## Your instructions
Make an exact copy of the data below, leaving out every picture.

## Material for this exercise
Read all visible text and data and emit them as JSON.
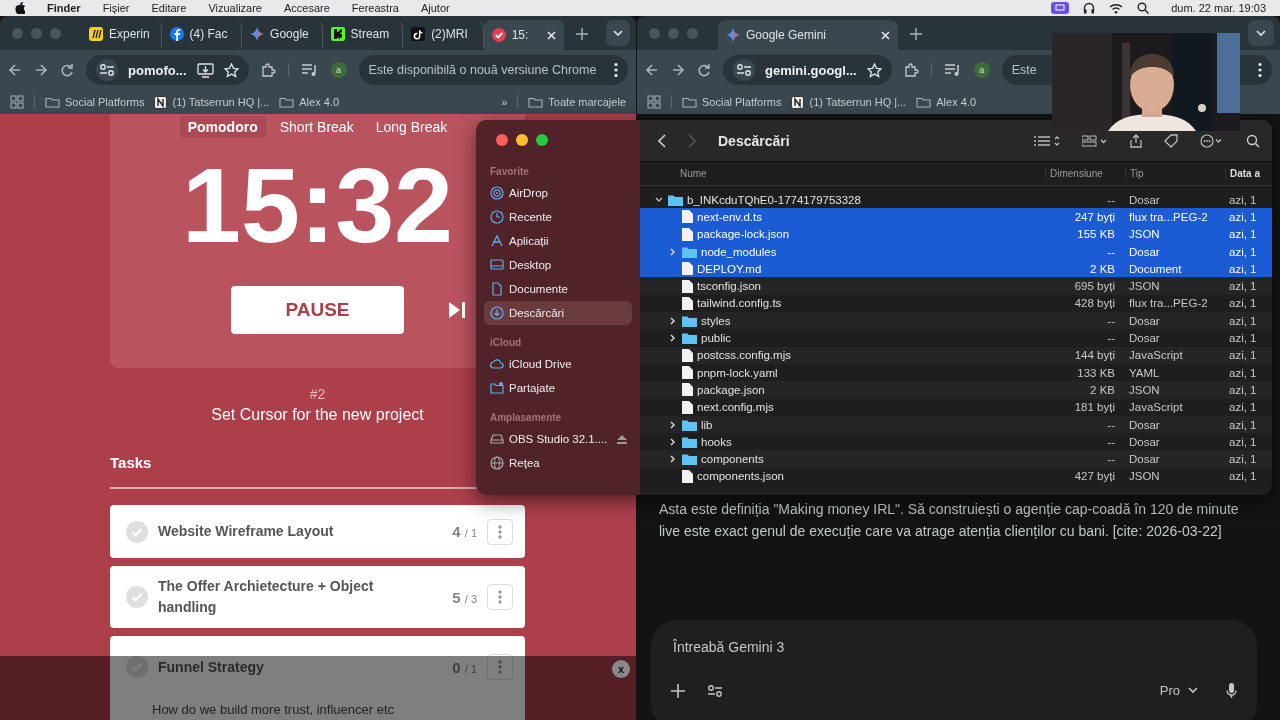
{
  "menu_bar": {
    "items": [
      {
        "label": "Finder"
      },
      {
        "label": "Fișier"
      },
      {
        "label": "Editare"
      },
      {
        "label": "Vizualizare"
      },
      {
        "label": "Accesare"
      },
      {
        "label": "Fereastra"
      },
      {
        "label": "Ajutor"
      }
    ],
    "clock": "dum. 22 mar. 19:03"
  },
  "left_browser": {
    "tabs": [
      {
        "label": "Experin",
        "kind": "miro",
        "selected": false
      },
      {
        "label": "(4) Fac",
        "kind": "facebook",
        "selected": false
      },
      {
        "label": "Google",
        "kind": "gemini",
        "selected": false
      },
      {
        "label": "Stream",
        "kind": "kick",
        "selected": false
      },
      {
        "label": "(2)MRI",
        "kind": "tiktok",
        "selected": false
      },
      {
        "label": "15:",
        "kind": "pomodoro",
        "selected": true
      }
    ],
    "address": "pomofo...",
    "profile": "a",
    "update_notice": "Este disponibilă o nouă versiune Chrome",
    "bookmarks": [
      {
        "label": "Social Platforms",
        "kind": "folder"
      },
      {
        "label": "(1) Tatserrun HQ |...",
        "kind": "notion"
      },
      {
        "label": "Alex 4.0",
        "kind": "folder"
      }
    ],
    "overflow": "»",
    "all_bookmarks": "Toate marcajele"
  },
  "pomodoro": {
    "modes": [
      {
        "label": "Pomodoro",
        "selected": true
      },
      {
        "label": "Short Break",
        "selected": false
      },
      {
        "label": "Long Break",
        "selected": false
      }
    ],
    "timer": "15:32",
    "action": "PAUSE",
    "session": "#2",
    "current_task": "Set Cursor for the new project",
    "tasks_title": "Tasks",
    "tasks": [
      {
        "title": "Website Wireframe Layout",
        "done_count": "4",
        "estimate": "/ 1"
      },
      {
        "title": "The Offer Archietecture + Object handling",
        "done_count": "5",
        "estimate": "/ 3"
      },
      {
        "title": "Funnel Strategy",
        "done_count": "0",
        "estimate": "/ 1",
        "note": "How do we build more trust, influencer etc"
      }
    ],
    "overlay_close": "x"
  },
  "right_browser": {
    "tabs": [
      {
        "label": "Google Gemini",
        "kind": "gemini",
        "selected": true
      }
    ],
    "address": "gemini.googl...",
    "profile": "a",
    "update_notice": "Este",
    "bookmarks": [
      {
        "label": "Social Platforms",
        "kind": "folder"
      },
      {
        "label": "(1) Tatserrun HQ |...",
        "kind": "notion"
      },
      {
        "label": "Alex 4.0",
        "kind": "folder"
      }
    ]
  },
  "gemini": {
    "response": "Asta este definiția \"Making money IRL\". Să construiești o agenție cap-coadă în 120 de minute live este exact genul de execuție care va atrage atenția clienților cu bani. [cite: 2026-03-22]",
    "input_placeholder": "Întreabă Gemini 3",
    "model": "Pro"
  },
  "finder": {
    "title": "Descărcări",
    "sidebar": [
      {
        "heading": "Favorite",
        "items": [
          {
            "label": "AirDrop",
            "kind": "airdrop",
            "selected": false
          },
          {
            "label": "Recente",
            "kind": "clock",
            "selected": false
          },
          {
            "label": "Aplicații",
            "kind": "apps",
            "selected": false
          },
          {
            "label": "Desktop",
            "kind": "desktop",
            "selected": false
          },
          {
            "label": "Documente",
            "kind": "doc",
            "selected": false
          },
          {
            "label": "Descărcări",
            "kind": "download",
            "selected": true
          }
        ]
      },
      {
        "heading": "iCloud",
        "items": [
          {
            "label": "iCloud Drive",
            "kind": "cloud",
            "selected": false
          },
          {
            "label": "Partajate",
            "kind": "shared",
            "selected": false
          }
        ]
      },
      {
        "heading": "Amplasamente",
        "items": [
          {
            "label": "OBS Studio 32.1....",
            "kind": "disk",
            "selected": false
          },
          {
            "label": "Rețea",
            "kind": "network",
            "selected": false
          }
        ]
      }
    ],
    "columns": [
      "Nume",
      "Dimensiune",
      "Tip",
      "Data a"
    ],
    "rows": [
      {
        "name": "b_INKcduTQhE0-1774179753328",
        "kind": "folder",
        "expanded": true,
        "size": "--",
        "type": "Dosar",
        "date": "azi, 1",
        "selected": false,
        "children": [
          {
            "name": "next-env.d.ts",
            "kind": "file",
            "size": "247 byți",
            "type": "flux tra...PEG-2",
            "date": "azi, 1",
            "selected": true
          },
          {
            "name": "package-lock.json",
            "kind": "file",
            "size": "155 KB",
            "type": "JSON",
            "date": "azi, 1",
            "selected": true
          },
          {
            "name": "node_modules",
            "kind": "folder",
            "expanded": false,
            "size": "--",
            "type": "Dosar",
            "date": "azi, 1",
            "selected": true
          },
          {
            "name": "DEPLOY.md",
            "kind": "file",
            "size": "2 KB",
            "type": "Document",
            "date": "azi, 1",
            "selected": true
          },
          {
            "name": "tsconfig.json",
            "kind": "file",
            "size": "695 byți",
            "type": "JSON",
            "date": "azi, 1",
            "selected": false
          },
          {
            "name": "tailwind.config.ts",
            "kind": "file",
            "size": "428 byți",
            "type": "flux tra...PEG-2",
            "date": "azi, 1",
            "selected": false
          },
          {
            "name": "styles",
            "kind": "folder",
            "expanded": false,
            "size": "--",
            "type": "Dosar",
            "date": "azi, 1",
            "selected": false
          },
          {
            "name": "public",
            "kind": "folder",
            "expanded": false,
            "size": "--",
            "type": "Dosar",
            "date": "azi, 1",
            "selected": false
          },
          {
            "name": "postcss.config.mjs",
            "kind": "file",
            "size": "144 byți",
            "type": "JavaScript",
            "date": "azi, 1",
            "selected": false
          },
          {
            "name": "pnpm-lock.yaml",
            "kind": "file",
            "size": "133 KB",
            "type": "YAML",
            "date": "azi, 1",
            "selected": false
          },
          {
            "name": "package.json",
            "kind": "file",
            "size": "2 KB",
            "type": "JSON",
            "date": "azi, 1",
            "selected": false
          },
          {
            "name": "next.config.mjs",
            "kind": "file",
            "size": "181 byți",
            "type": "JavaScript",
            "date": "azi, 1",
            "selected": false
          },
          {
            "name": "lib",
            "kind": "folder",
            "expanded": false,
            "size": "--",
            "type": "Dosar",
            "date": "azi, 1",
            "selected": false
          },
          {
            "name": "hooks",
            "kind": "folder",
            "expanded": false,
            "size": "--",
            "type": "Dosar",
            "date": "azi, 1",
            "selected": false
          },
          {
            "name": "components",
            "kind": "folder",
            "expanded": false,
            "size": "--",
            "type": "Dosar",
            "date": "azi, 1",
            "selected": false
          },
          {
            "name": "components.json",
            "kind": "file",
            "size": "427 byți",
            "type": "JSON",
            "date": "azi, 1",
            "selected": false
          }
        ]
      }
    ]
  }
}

## The reply
Read all visible text and data and emit them as JSON.
{
  "menu_bar": {
    "items": [
      {
        "label": "Finder"
      },
      {
        "label": "Fișier"
      },
      {
        "label": "Editare"
      },
      {
        "label": "Vizualizare"
      },
      {
        "label": "Accesare"
      },
      {
        "label": "Fereastra"
      },
      {
        "label": "Ajutor"
      }
    ],
    "clock": "dum. 22 mar. 19:03"
  },
  "left_browser": {
    "tabs": [
      {
        "label": "Experin",
        "kind": "miro",
        "selected": false
      },
      {
        "label": "(4) Fac",
        "kind": "facebook",
        "selected": false
      },
      {
        "label": "Google",
        "kind": "gemini",
        "selected": false
      },
      {
        "label": "Stream",
        "kind": "kick",
        "selected": false
      },
      {
        "label": "(2)MRI",
        "kind": "tiktok",
        "selected": false
      },
      {
        "label": "15:",
        "kind": "pomodoro",
        "selected": true
      }
    ],
    "address": "pomofo...",
    "profile": "a",
    "update_notice": "Este disponibilă o nouă versiune Chrome",
    "bookmarks": [
      {
        "label": "Social Platforms",
        "kind": "folder"
      },
      {
        "label": "(1) Tatserrun HQ |...",
        "kind": "notion"
      },
      {
        "label": "Alex 4.0",
        "kind": "folder"
      }
    ],
    "overflow": "»",
    "all_bookmarks": "Toate marcajele"
  },
  "pomodoro": {
    "modes": [
      {
        "label": "Pomodoro",
        "selected": true
      },
      {
        "label": "Short Break",
        "selected": false
      },
      {
        "label": "Long Break",
        "selected": false
      }
    ],
    "timer": "15:32",
    "action": "PAUSE",
    "session": "#2",
    "current_task": "Set Cursor for the new project",
    "tasks_title": "Tasks",
    "tasks": [
      {
        "title": "Website Wireframe Layout",
        "done_count": "4",
        "estimate": "/ 1"
      },
      {
        "title": "The Offer Archietecture + Object handling",
        "done_count": "5",
        "estimate": "/ 3"
      },
      {
        "title": "Funnel Strategy",
        "done_count": "0",
        "estimate": "/ 1",
        "note": "How do we build more trust, influencer etc"
      }
    ],
    "overlay_close": "x"
  },
  "right_browser": {
    "tabs": [
      {
        "label": "Google Gemini",
        "kind": "gemini",
        "selected": true
      }
    ],
    "address": "gemini.googl...",
    "profile": "a",
    "update_notice": "Este",
    "bookmarks": [
      {
        "label": "Social Platforms",
        "kind": "folder"
      },
      {
        "label": "(1) Tatserrun HQ |...",
        "kind": "notion"
      },
      {
        "label": "Alex 4.0",
        "kind": "folder"
      }
    ]
  },
  "gemini": {
    "response": "Asta este definiția \"Making money IRL\". Să construiești o agenție cap-coadă în 120 de minute live este exact genul de execuție care va atrage atenția clienților cu bani. [cite: 2026-03-22]",
    "input_placeholder": "Întreabă Gemini 3",
    "model": "Pro"
  },
  "finder": {
    "title": "Descărcări",
    "sidebar": [
      {
        "heading": "Favorite",
        "items": [
          {
            "label": "AirDrop",
            "kind": "airdrop",
            "selected": false
          },
          {
            "label": "Recente",
            "kind": "clock",
            "selected": false
          },
          {
            "label": "Aplicații",
            "kind": "apps",
            "selected": false
          },
          {
            "label": "Desktop",
            "kind": "desktop",
            "selected": false
          },
          {
            "label": "Documente",
            "kind": "doc",
            "selected": false
          },
          {
            "label": "Descărcări",
            "kind": "download",
            "selected": true
          }
        ]
      },
      {
        "heading": "iCloud",
        "items": [
          {
            "label": "iCloud Drive",
            "kind": "cloud",
            "selected": false
          },
          {
            "label": "Partajate",
            "kind": "shared",
            "selected": false
          }
        ]
      },
      {
        "heading": "Amplasamente",
        "items": [
          {
            "label": "OBS Studio 32.1....",
            "kind": "disk",
            "selected": false
          },
          {
            "label": "Rețea",
            "kind": "network",
            "selected": false
          }
        ]
      }
    ],
    "columns": [
      "Nume",
      "Dimensiune",
      "Tip",
      "Data a"
    ],
    "rows": [
      {
        "name": "b_INKcduTQhE0-1774179753328",
        "kind": "folder",
        "expanded": true,
        "size": "--",
        "type": "Dosar",
        "date": "azi, 1",
        "selected": false,
        "children": [
          {
            "name": "next-env.d.ts",
            "kind": "file",
            "size": "247 byți",
            "type": "flux tra...PEG-2",
            "date": "azi, 1",
            "selected": true
          },
          {
            "name": "package-lock.json",
            "kind": "file",
            "size": "155 KB",
            "type": "JSON",
            "date": "azi, 1",
            "selected": true
          },
          {
            "name": "node_modules",
            "kind": "folder",
            "expanded": false,
            "size": "--",
            "type": "Dosar",
            "date": "azi, 1",
            "selected": true
          },
          {
            "name": "DEPLOY.md",
            "kind": "file",
            "size": "2 KB",
            "type": "Document",
            "date": "azi, 1",
            "selected": true
          },
          {
            "name": "tsconfig.json",
            "kind": "file",
            "size": "695 byți",
            "type": "JSON",
            "date": "azi, 1",
            "selected": false
          },
          {
            "name": "tailwind.config.ts",
            "kind": "file",
            "size": "428 byți",
            "type": "flux tra...PEG-2",
            "date": "azi, 1",
            "selected": false
          },
          {
            "name": "styles",
            "kind": "folder",
            "expanded": false,
            "size": "--",
            "type": "Dosar",
            "date": "azi, 1",
            "selected": false
          },
          {
            "name": "public",
            "kind": "folder",
            "expanded": false,
            "size": "--",
            "type": "Dosar",
            "date": "azi, 1",
            "selected": false
          },
          {
            "name": "postcss.config.mjs",
            "kind": "file",
            "size": "144 byți",
            "type": "JavaScript",
            "date": "azi, 1",
            "selected": false
          },
          {
            "name": "pnpm-lock.yaml",
            "kind": "file",
            "size": "133 KB",
            "type": "YAML",
            "date": "azi, 1",
            "selected": false
          },
          {
            "name": "package.json",
            "kind": "file",
            "size": "2 KB",
            "type": "JSON",
            "date": "azi, 1",
            "selected": false
          },
          {
            "name": "next.config.mjs",
            "kind": "file",
            "size": "181 byți",
            "type": "JavaScript",
            "date": "azi, 1",
            "selected": false
          },
          {
            "name": "lib",
            "kind": "folder",
            "expanded": false,
            "size": "--",
            "type": "Dosar",
            "date": "azi, 1",
            "selected": false
          },
          {
            "name": "hooks",
            "kind": "folder",
            "expanded": false,
            "size": "--",
            "type": "Dosar",
            "date": "azi, 1",
            "selected": false
          },
          {
            "name": "components",
            "kind": "folder",
            "expanded": false,
            "size": "--",
            "type": "Dosar",
            "date": "azi, 1",
            "selected": false
          },
          {
            "name": "components.json",
            "kind": "file",
            "size": "427 byți",
            "type": "JSON",
            "date": "azi, 1",
            "selected": false
          }
        ]
      }
    ]
  }
}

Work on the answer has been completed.